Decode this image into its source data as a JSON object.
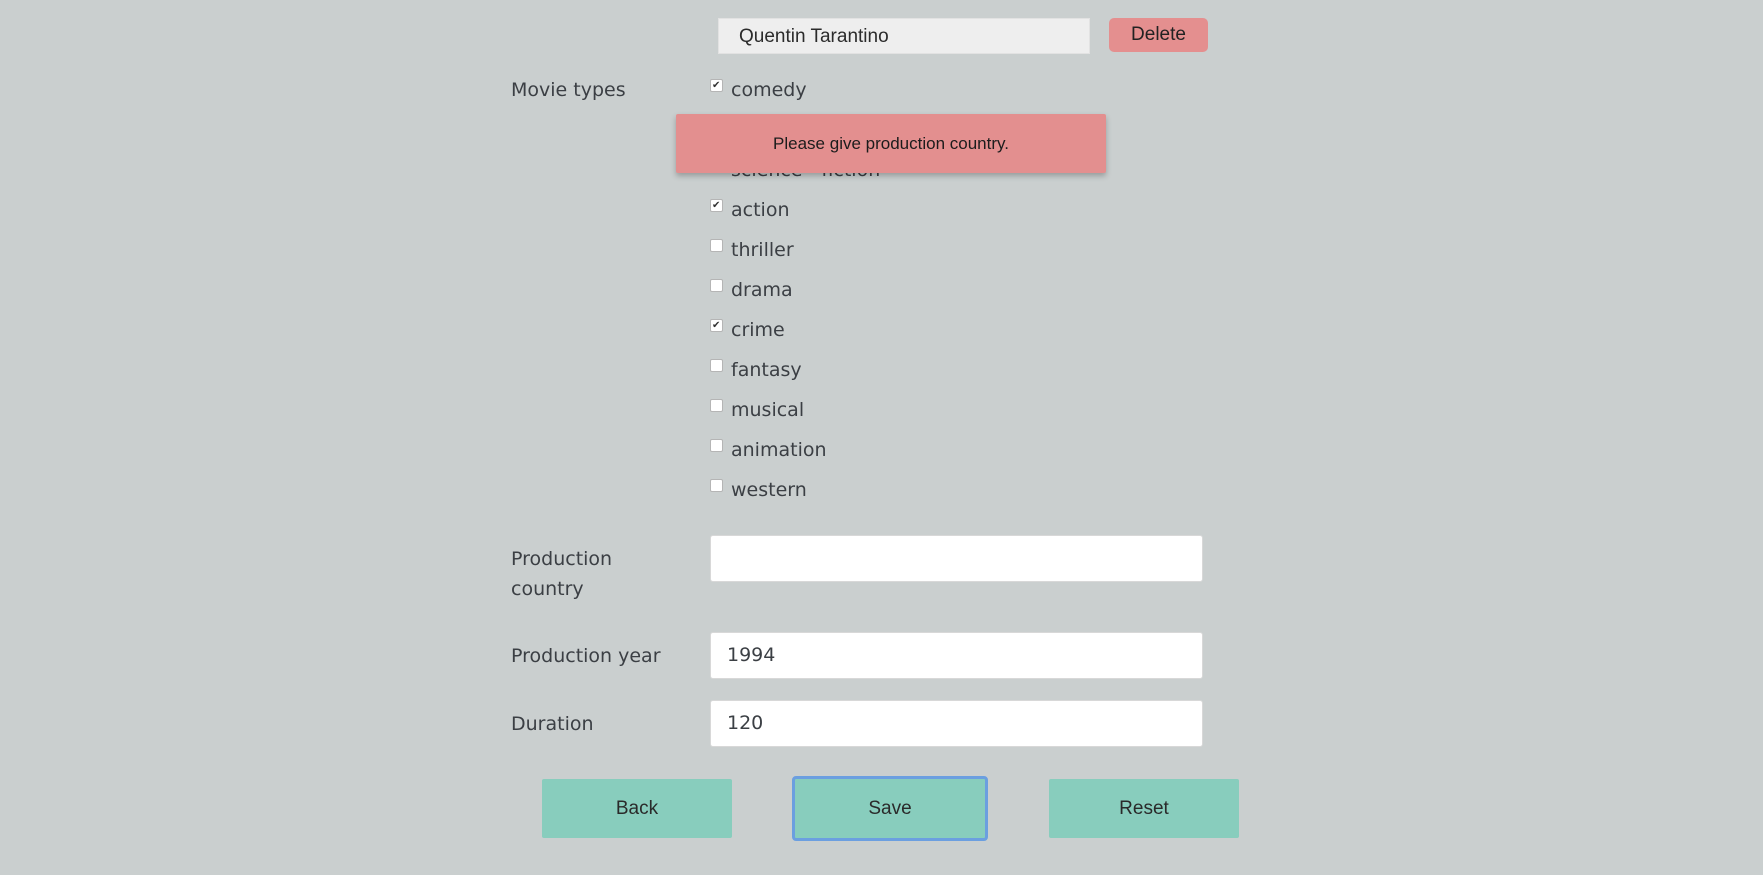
{
  "director": {
    "value": "Quentin Tarantino",
    "delete_label": "Delete"
  },
  "movie_types": {
    "label": "Movie types",
    "items": [
      {
        "label": "comedy",
        "checked": true
      },
      {
        "label": "science - fiction",
        "checked": false
      },
      {
        "label": "action",
        "checked": true
      },
      {
        "label": "thriller",
        "checked": false
      },
      {
        "label": "drama",
        "checked": false
      },
      {
        "label": "crime",
        "checked": true
      },
      {
        "label": "fantasy",
        "checked": false
      },
      {
        "label": "musical",
        "checked": false
      },
      {
        "label": "animation",
        "checked": false
      },
      {
        "label": "western",
        "checked": false
      }
    ]
  },
  "toast": {
    "message": "Please give production country."
  },
  "fields": {
    "production_country": {
      "label_line1": "Production",
      "label_line2": "country",
      "value": ""
    },
    "production_year": {
      "label": "Production year",
      "value": "1994"
    },
    "duration": {
      "label": "Duration",
      "value": "120"
    }
  },
  "buttons": {
    "back": "Back",
    "save": "Save",
    "reset": "Reset"
  }
}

### Short exercise
Leave images out of the retyped records; keep all else exact.

### Exercise answer
Decode this image into its source data as a JSON object.
{
  "director": {
    "value": "Quentin Tarantino",
    "delete_label": "Delete"
  },
  "movie_types": {
    "label": "Movie types",
    "items": [
      {
        "label": "comedy",
        "checked": true
      },
      {
        "label": "science - fiction",
        "checked": false
      },
      {
        "label": "action",
        "checked": true
      },
      {
        "label": "thriller",
        "checked": false
      },
      {
        "label": "drama",
        "checked": false
      },
      {
        "label": "crime",
        "checked": true
      },
      {
        "label": "fantasy",
        "checked": false
      },
      {
        "label": "musical",
        "checked": false
      },
      {
        "label": "animation",
        "checked": false
      },
      {
        "label": "western",
        "checked": false
      }
    ]
  },
  "toast": {
    "message": "Please give production country."
  },
  "fields": {
    "production_country": {
      "label_line1": "Production",
      "label_line2": "country",
      "value": ""
    },
    "production_year": {
      "label": "Production year",
      "value": "1994"
    },
    "duration": {
      "label": "Duration",
      "value": "120"
    }
  },
  "buttons": {
    "back": "Back",
    "save": "Save",
    "reset": "Reset"
  }
}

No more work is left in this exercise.